====== Given entries
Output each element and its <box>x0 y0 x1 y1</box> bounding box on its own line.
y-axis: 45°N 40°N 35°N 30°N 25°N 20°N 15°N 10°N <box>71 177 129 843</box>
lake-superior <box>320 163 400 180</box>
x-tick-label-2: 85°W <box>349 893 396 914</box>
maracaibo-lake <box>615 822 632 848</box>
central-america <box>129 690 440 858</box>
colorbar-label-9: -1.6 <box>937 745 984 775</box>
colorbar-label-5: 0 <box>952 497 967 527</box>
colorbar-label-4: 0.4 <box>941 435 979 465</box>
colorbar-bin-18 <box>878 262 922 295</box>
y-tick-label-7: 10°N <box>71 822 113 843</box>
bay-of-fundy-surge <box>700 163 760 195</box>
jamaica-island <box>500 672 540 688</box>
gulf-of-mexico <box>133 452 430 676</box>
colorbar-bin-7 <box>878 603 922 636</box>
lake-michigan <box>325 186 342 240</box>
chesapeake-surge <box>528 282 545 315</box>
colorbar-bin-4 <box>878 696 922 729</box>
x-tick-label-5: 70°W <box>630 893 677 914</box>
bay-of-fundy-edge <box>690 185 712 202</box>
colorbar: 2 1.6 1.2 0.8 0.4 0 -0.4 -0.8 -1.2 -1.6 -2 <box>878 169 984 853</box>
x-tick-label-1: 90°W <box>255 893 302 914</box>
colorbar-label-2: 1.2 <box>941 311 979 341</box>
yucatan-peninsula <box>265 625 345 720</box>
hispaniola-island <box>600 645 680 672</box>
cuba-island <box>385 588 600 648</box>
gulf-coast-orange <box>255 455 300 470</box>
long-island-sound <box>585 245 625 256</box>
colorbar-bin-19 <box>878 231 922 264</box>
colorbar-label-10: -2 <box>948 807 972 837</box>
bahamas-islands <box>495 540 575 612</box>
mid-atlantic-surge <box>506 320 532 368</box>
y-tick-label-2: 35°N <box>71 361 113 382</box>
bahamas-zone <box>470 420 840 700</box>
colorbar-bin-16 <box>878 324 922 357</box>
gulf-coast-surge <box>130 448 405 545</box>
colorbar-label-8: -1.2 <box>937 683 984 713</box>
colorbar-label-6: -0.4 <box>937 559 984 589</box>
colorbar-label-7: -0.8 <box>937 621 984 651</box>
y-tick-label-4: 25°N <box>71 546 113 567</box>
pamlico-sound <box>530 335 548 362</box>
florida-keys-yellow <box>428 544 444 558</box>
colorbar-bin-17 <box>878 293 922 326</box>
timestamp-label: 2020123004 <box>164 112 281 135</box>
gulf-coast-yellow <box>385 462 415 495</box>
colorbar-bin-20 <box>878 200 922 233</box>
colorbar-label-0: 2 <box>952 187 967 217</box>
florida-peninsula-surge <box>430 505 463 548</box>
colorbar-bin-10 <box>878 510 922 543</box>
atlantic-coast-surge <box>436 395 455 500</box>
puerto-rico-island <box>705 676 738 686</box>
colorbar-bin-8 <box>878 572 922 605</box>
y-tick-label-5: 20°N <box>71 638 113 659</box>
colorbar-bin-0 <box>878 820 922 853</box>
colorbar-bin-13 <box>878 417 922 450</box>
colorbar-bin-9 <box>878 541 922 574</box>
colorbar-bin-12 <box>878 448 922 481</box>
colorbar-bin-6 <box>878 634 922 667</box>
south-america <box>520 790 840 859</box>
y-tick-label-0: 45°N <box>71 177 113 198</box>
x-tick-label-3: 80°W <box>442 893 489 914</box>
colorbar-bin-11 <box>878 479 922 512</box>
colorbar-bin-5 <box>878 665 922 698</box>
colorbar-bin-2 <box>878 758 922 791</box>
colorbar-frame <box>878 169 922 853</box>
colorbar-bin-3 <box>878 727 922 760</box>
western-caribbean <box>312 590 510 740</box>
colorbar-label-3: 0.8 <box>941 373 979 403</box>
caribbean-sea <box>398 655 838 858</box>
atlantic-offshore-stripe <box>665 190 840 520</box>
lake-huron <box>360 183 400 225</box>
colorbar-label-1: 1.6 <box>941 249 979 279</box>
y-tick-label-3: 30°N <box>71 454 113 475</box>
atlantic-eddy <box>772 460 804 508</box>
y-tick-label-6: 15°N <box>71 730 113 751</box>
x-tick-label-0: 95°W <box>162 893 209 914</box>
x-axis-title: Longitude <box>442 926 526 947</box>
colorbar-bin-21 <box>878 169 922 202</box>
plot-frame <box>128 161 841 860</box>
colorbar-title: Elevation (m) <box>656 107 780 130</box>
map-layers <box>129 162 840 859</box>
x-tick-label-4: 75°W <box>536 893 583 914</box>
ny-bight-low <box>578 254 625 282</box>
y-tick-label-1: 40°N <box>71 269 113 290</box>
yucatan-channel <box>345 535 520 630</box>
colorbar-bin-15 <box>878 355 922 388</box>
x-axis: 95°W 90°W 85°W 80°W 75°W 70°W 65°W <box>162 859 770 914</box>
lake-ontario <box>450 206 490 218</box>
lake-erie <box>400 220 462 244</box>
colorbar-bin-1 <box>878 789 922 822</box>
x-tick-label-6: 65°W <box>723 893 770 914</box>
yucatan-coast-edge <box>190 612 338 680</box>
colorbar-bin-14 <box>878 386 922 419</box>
============
## [Problem]
Copy all of the entries above line for line, with no changes.

## [Task solution]
Output each element and its <box>x0 y0 x1 y1</box> bounding box on its own line.
y-axis: 45°N 40°N 35°N 30°N 25°N 20°N 15°N 10°N <box>71 177 129 843</box>
lake-superior <box>320 163 400 180</box>
x-tick-label-2: 85°W <box>349 893 396 914</box>
maracaibo-lake <box>615 822 632 848</box>
central-america <box>129 690 440 858</box>
colorbar-label-9: -1.6 <box>937 745 984 775</box>
colorbar-label-5: 0 <box>952 497 967 527</box>
colorbar-label-4: 0.4 <box>941 435 979 465</box>
colorbar-bin-18 <box>878 262 922 295</box>
y-tick-label-7: 10°N <box>71 822 113 843</box>
bay-of-fundy-surge <box>700 163 760 195</box>
jamaica-island <box>500 672 540 688</box>
gulf-of-mexico <box>133 452 430 676</box>
colorbar-bin-7 <box>878 603 922 636</box>
lake-michigan <box>325 186 342 240</box>
chesapeake-surge <box>528 282 545 315</box>
colorbar-bin-4 <box>878 696 922 729</box>
x-tick-label-5: 70°W <box>630 893 677 914</box>
bay-of-fundy-edge <box>690 185 712 202</box>
colorbar: 2 1.6 1.2 0.8 0.4 0 -0.4 -0.8 -1.2 -1.6 -2 <box>878 169 984 853</box>
x-tick-label-1: 90°W <box>255 893 302 914</box>
colorbar-label-2: 1.2 <box>941 311 979 341</box>
yucatan-peninsula <box>265 625 345 720</box>
hispaniola-island <box>600 645 680 672</box>
cuba-island <box>385 588 600 648</box>
gulf-coast-orange <box>255 455 300 470</box>
long-island-sound <box>585 245 625 256</box>
colorbar-bin-19 <box>878 231 922 264</box>
colorbar-label-10: -2 <box>948 807 972 837</box>
bahamas-islands <box>495 540 575 612</box>
mid-atlantic-surge <box>506 320 532 368</box>
y-tick-label-2: 35°N <box>71 361 113 382</box>
bahamas-zone <box>470 420 840 700</box>
colorbar-bin-16 <box>878 324 922 357</box>
gulf-coast-surge <box>130 448 405 545</box>
colorbar-label-8: -1.2 <box>937 683 984 713</box>
colorbar-label-6: -0.4 <box>937 559 984 589</box>
colorbar-label-7: -0.8 <box>937 621 984 651</box>
y-tick-label-4: 25°N <box>71 546 113 567</box>
pamlico-sound <box>530 335 548 362</box>
florida-keys-yellow <box>428 544 444 558</box>
colorbar-bin-17 <box>878 293 922 326</box>
timestamp-label: 2020123004 <box>164 112 281 135</box>
gulf-coast-yellow <box>385 462 415 495</box>
colorbar-bin-20 <box>878 200 922 233</box>
colorbar-label-0: 2 <box>952 187 967 217</box>
florida-peninsula-surge <box>430 505 463 548</box>
colorbar-bin-10 <box>878 510 922 543</box>
atlantic-coast-surge <box>436 395 455 500</box>
puerto-rico-island <box>705 676 738 686</box>
colorbar-bin-8 <box>878 572 922 605</box>
y-tick-label-5: 20°N <box>71 638 113 659</box>
colorbar-bin-0 <box>878 820 922 853</box>
colorbar-bin-13 <box>878 417 922 450</box>
colorbar-bin-9 <box>878 541 922 574</box>
colorbar-bin-12 <box>878 448 922 481</box>
colorbar-bin-6 <box>878 634 922 667</box>
south-america <box>520 790 840 859</box>
y-tick-label-0: 45°N <box>71 177 113 198</box>
x-tick-label-3: 80°W <box>442 893 489 914</box>
colorbar-bin-11 <box>878 479 922 512</box>
colorbar-bin-5 <box>878 665 922 698</box>
colorbar-bin-2 <box>878 758 922 791</box>
colorbar-frame <box>878 169 922 853</box>
colorbar-bin-3 <box>878 727 922 760</box>
western-caribbean <box>312 590 510 740</box>
colorbar-label-3: 0.8 <box>941 373 979 403</box>
caribbean-sea <box>398 655 838 858</box>
atlantic-offshore-stripe <box>665 190 840 520</box>
lake-huron <box>360 183 400 225</box>
colorbar-label-1: 1.6 <box>941 249 979 279</box>
y-tick-label-3: 30°N <box>71 454 113 475</box>
atlantic-eddy <box>772 460 804 508</box>
y-tick-label-6: 15°N <box>71 730 113 751</box>
x-tick-label-0: 95°W <box>162 893 209 914</box>
x-axis-title: Longitude <box>442 926 526 947</box>
colorbar-bin-21 <box>878 169 922 202</box>
plot-frame <box>128 161 841 860</box>
colorbar-title: Elevation (m) <box>656 107 780 130</box>
map-layers <box>129 162 840 859</box>
x-tick-label-4: 75°W <box>536 893 583 914</box>
ny-bight-low <box>578 254 625 282</box>
y-tick-label-1: 40°N <box>71 269 113 290</box>
yucatan-channel <box>345 535 520 630</box>
colorbar-bin-15 <box>878 355 922 388</box>
x-axis: 95°W 90°W 85°W 80°W 75°W 70°W 65°W <box>162 859 770 914</box>
lake-ontario <box>450 206 490 218</box>
lake-erie <box>400 220 462 244</box>
colorbar-bin-1 <box>878 789 922 822</box>
x-tick-label-6: 65°W <box>723 893 770 914</box>
yucatan-coast-edge <box>190 612 338 680</box>
colorbar-bin-14 <box>878 386 922 419</box>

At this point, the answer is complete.